Records from a data source
□ □ □ □ □ □ □

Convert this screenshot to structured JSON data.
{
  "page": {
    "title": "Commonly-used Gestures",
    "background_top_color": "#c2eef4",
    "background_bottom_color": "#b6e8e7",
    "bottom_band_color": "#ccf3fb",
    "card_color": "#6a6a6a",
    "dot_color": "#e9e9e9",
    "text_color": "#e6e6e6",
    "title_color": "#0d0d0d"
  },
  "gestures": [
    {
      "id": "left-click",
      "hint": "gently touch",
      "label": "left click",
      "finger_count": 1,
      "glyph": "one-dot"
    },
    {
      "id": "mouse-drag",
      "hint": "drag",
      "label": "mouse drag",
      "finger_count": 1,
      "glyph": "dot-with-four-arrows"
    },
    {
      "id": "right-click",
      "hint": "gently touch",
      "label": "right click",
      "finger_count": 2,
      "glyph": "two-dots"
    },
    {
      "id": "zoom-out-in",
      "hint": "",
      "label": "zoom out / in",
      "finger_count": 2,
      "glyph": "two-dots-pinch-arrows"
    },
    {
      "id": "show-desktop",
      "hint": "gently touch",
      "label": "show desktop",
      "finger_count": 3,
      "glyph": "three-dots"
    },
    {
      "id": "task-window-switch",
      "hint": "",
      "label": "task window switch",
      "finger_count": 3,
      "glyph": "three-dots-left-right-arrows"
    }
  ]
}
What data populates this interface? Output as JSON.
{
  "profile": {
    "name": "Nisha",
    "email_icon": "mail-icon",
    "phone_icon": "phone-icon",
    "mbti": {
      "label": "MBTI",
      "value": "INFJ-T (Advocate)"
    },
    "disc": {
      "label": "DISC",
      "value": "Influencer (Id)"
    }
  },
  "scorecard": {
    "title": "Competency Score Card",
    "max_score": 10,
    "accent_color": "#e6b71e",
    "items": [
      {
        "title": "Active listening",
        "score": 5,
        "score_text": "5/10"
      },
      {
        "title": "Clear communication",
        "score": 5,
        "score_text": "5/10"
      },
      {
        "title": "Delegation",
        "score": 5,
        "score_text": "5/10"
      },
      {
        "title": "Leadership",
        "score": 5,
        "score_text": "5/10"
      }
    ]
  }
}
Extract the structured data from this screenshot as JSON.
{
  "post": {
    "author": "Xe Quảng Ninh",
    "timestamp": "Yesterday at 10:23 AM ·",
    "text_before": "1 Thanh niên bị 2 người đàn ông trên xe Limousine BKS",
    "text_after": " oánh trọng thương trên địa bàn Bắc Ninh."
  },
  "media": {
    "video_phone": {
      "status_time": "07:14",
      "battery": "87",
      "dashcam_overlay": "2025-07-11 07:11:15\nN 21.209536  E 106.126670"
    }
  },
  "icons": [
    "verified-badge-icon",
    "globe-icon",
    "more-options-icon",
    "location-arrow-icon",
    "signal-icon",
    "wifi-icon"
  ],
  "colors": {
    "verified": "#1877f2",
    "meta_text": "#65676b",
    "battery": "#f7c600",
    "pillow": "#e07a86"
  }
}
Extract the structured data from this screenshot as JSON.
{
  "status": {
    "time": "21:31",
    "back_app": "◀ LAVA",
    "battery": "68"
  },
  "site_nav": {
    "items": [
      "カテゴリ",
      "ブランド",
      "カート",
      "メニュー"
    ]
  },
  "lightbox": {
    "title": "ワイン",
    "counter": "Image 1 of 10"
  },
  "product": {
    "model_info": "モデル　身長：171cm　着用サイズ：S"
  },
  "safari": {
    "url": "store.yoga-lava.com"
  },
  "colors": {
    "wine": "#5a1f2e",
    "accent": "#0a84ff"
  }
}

□ □ □ □ □ □ □

**Given request:** How many lines in the records above contain the word "verified"? Reply with the number and nothing more.

**Task response:** 2